Steffen Baumgart muss in der Rückrunde mit dem Kader auskommen, den er hat. Doch was passiert im Sommer? Im zweiten Teil des großen GEISSBLOG-Interviews erklärt der Trainer des 1. FC Köln, wie es personell bei den Geißböcken weitergehen soll. (Hier geht’s zum ersten Teil des Interviews)
Das Interview führten Sonja Eich, Josef Diller und Marc L. Merten
GEISSBLOG: Die Länderspielpause im März ist für Klubs wie Spieler normalerweise ein wichtiger Einschnitt, um erste Personalien für die neue Saison zu entscheiden. Auch der FC?
STEFFEN BAUMGART: „Diese Dinge laufen das ganze Jahr über im Hintergrund. Der Prozess, eine Mannschaft zu entwickeln, zu gucken, wo man Potenzial sieht, ist nicht von einer Länderspielpause abhängig.“
Was macht es als Trainer für einen Unterschied, wenn bei einem Spieler wie Kingsley Schindler schon die Entscheidung getroffen wurde, dass sein Vertrag nicht verlängert wird?

* Die Aufgabe *
Beantworte anhand des Interviews mit Steffen Baumgart kurz diese Fragen:
(a) Wer führte das Interview?
(b) Wovon ist laut Baumgart der Prozess, eine Mannschaft zu entwickeln, nicht abhängig?
(c) Bei welchem Spieler ist bereits entschieden, dass sein Vertrag nicht verlängert wird?
Die Auflistung ist eigenständiges Material und gehört nicht zum Interview.

[Gespeicherte Dateneinträge]

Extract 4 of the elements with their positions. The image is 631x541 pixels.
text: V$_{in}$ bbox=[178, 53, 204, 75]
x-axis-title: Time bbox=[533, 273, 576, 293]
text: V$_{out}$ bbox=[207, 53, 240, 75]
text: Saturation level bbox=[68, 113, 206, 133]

* Antwort *
(a) Sonja Eich, Josef Diller und Marc L. Merten
(b) Von einer Länderspielpause
(c) Bei Kingsley Schindler